Boah, Schule, Ryu und dann auch noch arbeiten? Nach dem Kampf sollte Mirâ wirklich mal ein bisschen langsam machen, sonst haut es sie noch aus den Schuhen. Aber immerhin kriegt sie alles hin und hat sogar die Möglichkeit, ein Gespräch mit Kyo zu führen. Ernsthaft, der Typ ist so eine derartige Tsundere, das ist ja nicht normal. XD
Aber ich denke mal, dass er nicht mit so einer Aussage seitens Mirâ gerechnet hat und auch wenn er sie erst einmal ordentlich anschnauzt, zeigt seine Aktion danach, dass Mirâ absolut recht hat. Ich bin mir sicher, dass es irgendwann noch ein Gespräch zwischen Mirâ und der Mutter von Akisu und Kyo geben wird, und wenn sie nur dabei ist, um Akisu bei etwas zu helfen.

Also du gönnst Mirâ echt keine Pause, oder? Jetzt darf Mika sich auch noch einmal zu Wort melden und es ist nur verständlich, dass ihr die Sache mit Ryu nicht aus dem Kopf geht... Würde mir nicht anders gehen. Auch wenn Mirâ momentan echt nicht viel tun kann, um der Kleinen zu helfen, so sind ihre Worte doch etwas, was Mika bestimmt eine große Freude ist. Manchmal reicht es schon, wenn du weißt, dass einer an dich denkt.

Okay, der nächste Traum von Mika macht es echt offensichtlich, dass sie und das Mädchen, welches Ryu kennt, ein und dieselbe sind. Jetzt bleibt natürlich die Frage, was ist damals mit Mika passiert, dass sie in der Spiegelwelt gelandet ist und dass sie immer noch ein Kind ist? Nun, ich habe zwar einige Theorien, aber da ich absolut furchtbar im Raten bin, behalte ich das alles für mich und warte geduldig darauf, dass es weitergeht.

Freu mich schon auf den 1. Juli und hoffe, dass du die Hitze bis dahin gut überstehst.

================

Schriftliche Aufgaben
a - Auf welches Datum freut sich die schreibende Person laut dem Textauszug?
b - Geben Sie aus dem Textauszug den Abschnitt wörtlich wieder, der mit den Worten „Okay, der nächste“ einsetzt und mit „dass es weitergeht.“ schließt.
Stützen Sie sich ausschließlich auf den Textauszug.

Auszug Datensatz
================

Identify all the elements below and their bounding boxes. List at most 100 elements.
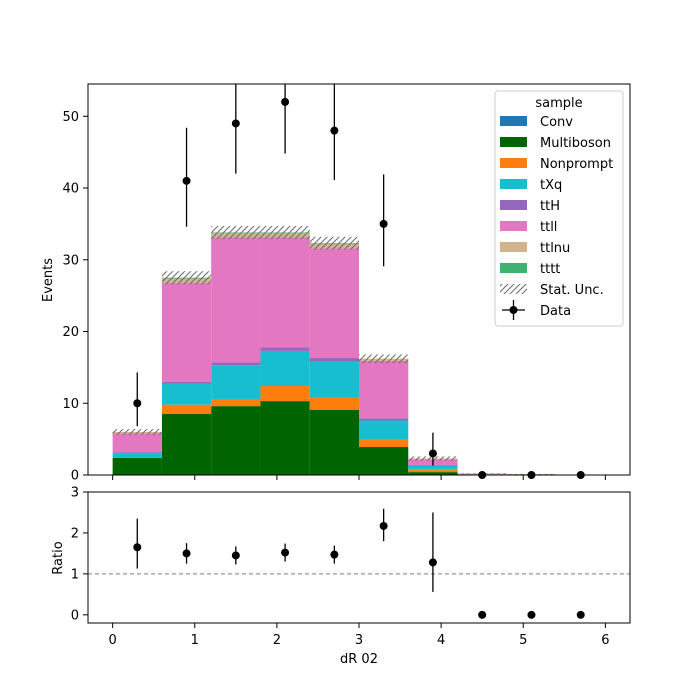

================

Lösungen
a - Auf den 1. Juli.

b -
Okay, der nächste Traum von Mika macht es echt offensichtlich, dass sie und das Mädchen, welches Ryu kennt, ein und dieselbe sind. Jetzt bleibt natürlich die Frage, was ist damals mit Mika passiert, dass sie in der Spiegelwelt gelandet ist und dass sie immer noch ein Kind ist? Nun, ich habe zwar einige Theorien, aber da ich absolut furchtbar im Raten bin, behalte ich das alles für mich und warte geduldig darauf, dass es weitergeht.